## TASK TO CARRY OUT:
Without including any pictures, copy each entry below exactly.
— BEGIN —
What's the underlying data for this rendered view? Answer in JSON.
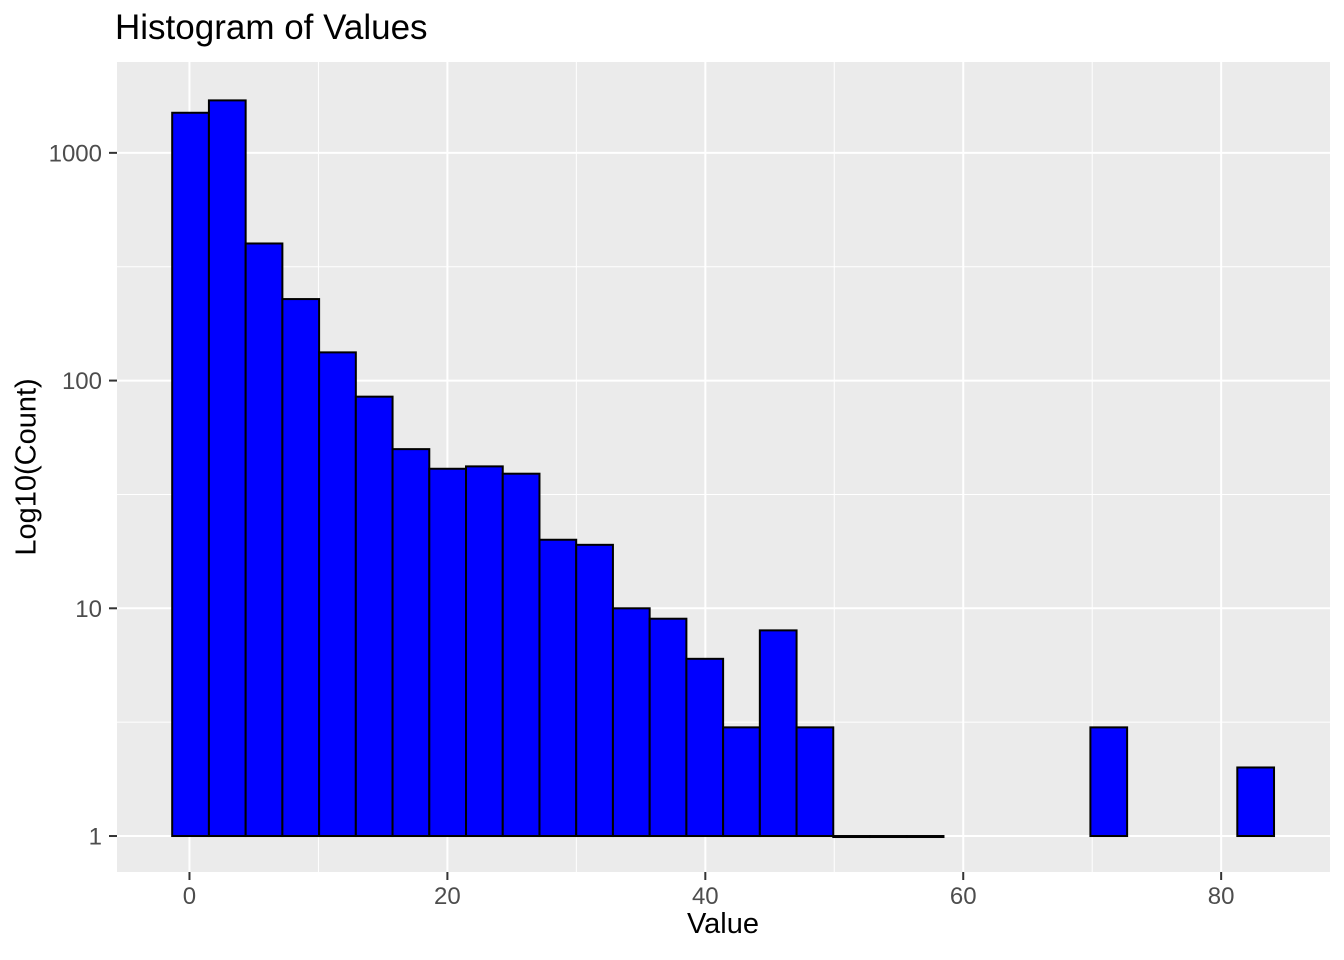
{
  "colors": {
    "bar_fill": "#0000FF",
    "bar_stroke": "#000000",
    "panel_bg": "#EBEBEB",
    "grid": "#FFFFFF",
    "tick_label": "#4D4D4D",
    "tick_mark": "#333333",
    "title_text": "#000000"
  },
  "chart_data": {
    "type": "bar",
    "subtype": "histogram",
    "title": "Histogram of Values",
    "xlabel": "Value",
    "ylabel": "Log10(Count)",
    "y_scale": "log10",
    "grid": "on",
    "legend": "none",
    "x_ticks": [
      0,
      20,
      40,
      60,
      80
    ],
    "x_minor_ticks": [
      10,
      30,
      50,
      70
    ],
    "y_ticks": [
      1,
      10,
      100,
      1000
    ],
    "y_minor_ticks_log": [
      0.5,
      1.5,
      2.5
    ],
    "xlim": [
      -5.62,
      88.44
    ],
    "ylim_log": [
      -0.158,
      3.399
    ],
    "bin_start": -1.34,
    "bin_width": 2.848,
    "counts": [
      1500,
      1700,
      400,
      228,
      133,
      85,
      50,
      41,
      42,
      39,
      20,
      19,
      10,
      9,
      6,
      3,
      8,
      3,
      1,
      1,
      1,
      0,
      0,
      0,
      0,
      3,
      0,
      0,
      0,
      2
    ]
  }
}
— END —
## RESULT OF THIS TASK:
What's the underlying data for this rendered view? Answer in JSON.
{
  "colors": {
    "bar_fill": "#0000FF",
    "bar_stroke": "#000000",
    "panel_bg": "#EBEBEB",
    "grid": "#FFFFFF",
    "tick_label": "#4D4D4D",
    "tick_mark": "#333333",
    "title_text": "#000000"
  },
  "chart_data": {
    "type": "bar",
    "subtype": "histogram",
    "title": "Histogram of Values",
    "xlabel": "Value",
    "ylabel": "Log10(Count)",
    "y_scale": "log10",
    "grid": "on",
    "legend": "none",
    "x_ticks": [
      0,
      20,
      40,
      60,
      80
    ],
    "x_minor_ticks": [
      10,
      30,
      50,
      70
    ],
    "y_ticks": [
      1,
      10,
      100,
      1000
    ],
    "y_minor_ticks_log": [
      0.5,
      1.5,
      2.5
    ],
    "xlim": [
      -5.62,
      88.44
    ],
    "ylim_log": [
      -0.158,
      3.399
    ],
    "bin_start": -1.34,
    "bin_width": 2.848,
    "counts": [
      1500,
      1700,
      400,
      228,
      133,
      85,
      50,
      41,
      42,
      39,
      20,
      19,
      10,
      9,
      6,
      3,
      8,
      3,
      1,
      1,
      1,
      0,
      0,
      0,
      0,
      3,
      0,
      0,
      0,
      2
    ]
  }
}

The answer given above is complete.